* **EXERCISE MATERIAL**
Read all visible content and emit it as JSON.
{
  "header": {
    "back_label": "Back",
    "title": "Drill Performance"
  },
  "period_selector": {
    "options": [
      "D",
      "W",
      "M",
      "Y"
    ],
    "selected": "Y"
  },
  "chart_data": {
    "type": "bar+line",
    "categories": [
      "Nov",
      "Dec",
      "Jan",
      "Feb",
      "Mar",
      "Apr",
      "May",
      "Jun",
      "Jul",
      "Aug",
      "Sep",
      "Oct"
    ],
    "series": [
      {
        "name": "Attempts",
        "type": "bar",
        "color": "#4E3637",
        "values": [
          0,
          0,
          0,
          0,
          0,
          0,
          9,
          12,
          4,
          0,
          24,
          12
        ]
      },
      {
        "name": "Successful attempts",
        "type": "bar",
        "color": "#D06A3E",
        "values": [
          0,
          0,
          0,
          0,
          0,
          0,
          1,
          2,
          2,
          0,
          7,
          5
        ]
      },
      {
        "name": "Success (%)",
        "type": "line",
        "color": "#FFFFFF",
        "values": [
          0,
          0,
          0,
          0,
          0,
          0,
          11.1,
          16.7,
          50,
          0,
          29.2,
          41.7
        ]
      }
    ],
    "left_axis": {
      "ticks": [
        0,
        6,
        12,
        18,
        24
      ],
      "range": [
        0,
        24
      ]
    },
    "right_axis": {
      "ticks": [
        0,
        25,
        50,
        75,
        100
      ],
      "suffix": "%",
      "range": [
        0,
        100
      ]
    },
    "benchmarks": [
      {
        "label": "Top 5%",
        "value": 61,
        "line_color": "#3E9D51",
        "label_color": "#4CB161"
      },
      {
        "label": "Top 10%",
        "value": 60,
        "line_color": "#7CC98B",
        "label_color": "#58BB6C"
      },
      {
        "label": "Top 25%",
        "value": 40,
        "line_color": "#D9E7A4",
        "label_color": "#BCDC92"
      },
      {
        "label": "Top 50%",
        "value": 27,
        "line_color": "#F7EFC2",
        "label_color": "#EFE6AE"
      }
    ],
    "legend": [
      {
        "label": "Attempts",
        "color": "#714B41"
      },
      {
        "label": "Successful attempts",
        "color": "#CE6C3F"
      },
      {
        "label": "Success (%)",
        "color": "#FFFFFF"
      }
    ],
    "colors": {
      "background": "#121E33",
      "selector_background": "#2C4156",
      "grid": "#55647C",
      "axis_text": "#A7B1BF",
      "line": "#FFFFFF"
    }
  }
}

* **TASK TO CARRY OUT**
Retype all of the entries precisely as they are.

* **WORKED SOLUTION**
Read all visible content and emit it as JSON.
{
  "header": {
    "back_label": "Back",
    "title": "Drill Performance"
  },
  "period_selector": {
    "options": [
      "D",
      "W",
      "M",
      "Y"
    ],
    "selected": "Y"
  },
  "chart_data": {
    "type": "bar+line",
    "categories": [
      "Nov",
      "Dec",
      "Jan",
      "Feb",
      "Mar",
      "Apr",
      "May",
      "Jun",
      "Jul",
      "Aug",
      "Sep",
      "Oct"
    ],
    "series": [
      {
        "name": "Attempts",
        "type": "bar",
        "color": "#4E3637",
        "values": [
          0,
          0,
          0,
          0,
          0,
          0,
          9,
          12,
          4,
          0,
          24,
          12
        ]
      },
      {
        "name": "Successful attempts",
        "type": "bar",
        "color": "#D06A3E",
        "values": [
          0,
          0,
          0,
          0,
          0,
          0,
          1,
          2,
          2,
          0,
          7,
          5
        ]
      },
      {
        "name": "Success (%)",
        "type": "line",
        "color": "#FFFFFF",
        "values": [
          0,
          0,
          0,
          0,
          0,
          0,
          11.1,
          16.7,
          50,
          0,
          29.2,
          41.7
        ]
      }
    ],
    "left_axis": {
      "ticks": [
        0,
        6,
        12,
        18,
        24
      ],
      "range": [
        0,
        24
      ]
    },
    "right_axis": {
      "ticks": [
        0,
        25,
        50,
        75,
        100
      ],
      "suffix": "%",
      "range": [
        0,
        100
      ]
    },
    "benchmarks": [
      {
        "label": "Top 5%",
        "value": 61,
        "line_color": "#3E9D51",
        "label_color": "#4CB161"
      },
      {
        "label": "Top 10%",
        "value": 60,
        "line_color": "#7CC98B",
        "label_color": "#58BB6C"
      },
      {
        "label": "Top 25%",
        "value": 40,
        "line_color": "#D9E7A4",
        "label_color": "#BCDC92"
      },
      {
        "label": "Top 50%",
        "value": 27,
        "line_color": "#F7EFC2",
        "label_color": "#EFE6AE"
      }
    ],
    "legend": [
      {
        "label": "Attempts",
        "color": "#714B41"
      },
      {
        "label": "Successful attempts",
        "color": "#CE6C3F"
      },
      {
        "label": "Success (%)",
        "color": "#FFFFFF"
      }
    ],
    "colors": {
      "background": "#121E33",
      "selector_background": "#2C4156",
      "grid": "#55647C",
      "axis_text": "#A7B1BF",
      "line": "#FFFFFF"
    }
  }
}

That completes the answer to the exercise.